(Items from a data source)

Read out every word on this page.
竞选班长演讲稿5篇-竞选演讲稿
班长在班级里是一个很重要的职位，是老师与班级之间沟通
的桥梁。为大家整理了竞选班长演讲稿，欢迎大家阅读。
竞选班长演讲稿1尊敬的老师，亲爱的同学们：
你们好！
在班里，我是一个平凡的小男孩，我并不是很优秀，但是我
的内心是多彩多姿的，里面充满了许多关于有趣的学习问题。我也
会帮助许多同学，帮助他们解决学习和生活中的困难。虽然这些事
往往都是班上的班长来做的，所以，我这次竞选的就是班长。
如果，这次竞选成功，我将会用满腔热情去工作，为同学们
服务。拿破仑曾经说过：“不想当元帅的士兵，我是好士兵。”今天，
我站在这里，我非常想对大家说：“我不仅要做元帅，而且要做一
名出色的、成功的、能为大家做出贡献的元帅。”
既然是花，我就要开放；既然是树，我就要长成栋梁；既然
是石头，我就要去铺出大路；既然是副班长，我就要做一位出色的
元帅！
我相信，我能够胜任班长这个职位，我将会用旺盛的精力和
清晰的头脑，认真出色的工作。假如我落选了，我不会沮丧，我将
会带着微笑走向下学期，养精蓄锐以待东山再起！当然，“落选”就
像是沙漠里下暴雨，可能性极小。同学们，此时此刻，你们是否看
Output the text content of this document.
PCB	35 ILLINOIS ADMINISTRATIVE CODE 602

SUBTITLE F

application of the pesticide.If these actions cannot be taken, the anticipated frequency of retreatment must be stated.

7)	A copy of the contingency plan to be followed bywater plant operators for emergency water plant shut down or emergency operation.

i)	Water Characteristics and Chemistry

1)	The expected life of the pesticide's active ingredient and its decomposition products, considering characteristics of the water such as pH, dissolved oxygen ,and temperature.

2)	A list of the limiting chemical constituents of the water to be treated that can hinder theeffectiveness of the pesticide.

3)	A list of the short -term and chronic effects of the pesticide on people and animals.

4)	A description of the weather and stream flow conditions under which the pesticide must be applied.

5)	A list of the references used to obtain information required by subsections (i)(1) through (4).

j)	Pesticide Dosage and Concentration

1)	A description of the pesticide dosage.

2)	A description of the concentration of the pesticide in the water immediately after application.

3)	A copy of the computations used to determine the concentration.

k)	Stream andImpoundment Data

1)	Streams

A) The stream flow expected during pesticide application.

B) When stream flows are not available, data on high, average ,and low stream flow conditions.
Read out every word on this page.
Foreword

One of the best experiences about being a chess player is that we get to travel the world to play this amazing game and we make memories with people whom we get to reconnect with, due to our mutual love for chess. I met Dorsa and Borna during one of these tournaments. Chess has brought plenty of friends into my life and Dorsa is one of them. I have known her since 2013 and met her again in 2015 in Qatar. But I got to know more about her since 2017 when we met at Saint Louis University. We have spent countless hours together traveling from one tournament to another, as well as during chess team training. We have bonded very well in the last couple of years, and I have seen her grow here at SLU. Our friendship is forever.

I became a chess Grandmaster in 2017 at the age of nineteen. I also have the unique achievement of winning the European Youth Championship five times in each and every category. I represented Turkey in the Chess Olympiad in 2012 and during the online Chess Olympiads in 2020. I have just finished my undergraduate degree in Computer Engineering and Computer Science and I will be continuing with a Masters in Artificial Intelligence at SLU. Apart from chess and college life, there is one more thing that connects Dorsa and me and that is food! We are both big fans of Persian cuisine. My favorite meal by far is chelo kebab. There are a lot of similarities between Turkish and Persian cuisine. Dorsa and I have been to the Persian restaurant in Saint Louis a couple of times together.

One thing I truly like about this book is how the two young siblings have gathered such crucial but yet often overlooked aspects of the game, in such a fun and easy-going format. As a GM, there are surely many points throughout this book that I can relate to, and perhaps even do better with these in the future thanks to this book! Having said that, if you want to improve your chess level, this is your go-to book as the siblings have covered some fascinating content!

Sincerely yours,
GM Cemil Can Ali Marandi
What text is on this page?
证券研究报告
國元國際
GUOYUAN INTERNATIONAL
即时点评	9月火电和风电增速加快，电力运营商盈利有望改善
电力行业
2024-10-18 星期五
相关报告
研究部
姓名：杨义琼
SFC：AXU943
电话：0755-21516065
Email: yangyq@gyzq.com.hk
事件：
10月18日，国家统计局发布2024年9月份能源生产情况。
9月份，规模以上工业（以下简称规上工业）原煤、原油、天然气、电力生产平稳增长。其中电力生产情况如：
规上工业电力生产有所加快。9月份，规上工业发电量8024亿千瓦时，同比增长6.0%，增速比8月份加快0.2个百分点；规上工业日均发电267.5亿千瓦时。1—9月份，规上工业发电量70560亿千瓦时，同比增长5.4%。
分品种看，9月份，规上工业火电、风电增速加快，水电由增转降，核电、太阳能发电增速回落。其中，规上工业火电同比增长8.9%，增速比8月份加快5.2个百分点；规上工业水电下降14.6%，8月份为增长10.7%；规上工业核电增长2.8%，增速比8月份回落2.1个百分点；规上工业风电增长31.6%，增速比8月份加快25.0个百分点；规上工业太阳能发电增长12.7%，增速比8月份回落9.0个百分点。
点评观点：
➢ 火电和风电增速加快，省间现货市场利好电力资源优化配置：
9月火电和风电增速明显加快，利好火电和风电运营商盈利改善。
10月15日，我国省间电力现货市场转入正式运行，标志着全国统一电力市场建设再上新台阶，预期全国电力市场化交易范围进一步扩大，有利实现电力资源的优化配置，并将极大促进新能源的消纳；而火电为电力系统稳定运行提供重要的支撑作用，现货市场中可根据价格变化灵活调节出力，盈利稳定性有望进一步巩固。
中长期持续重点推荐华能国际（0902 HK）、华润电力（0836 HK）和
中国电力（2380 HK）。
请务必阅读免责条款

## WHAT TO PRODUCE
Pull out every line above that holds the word "must".

## SOLUTION FOR THIS EXERCISE
application of the pesticide.If these actions cannot be taken, the anticipated frequency of retreatment must be stated.
4)	A description of the weather and stream flow conditions under which the pesticide must be applied.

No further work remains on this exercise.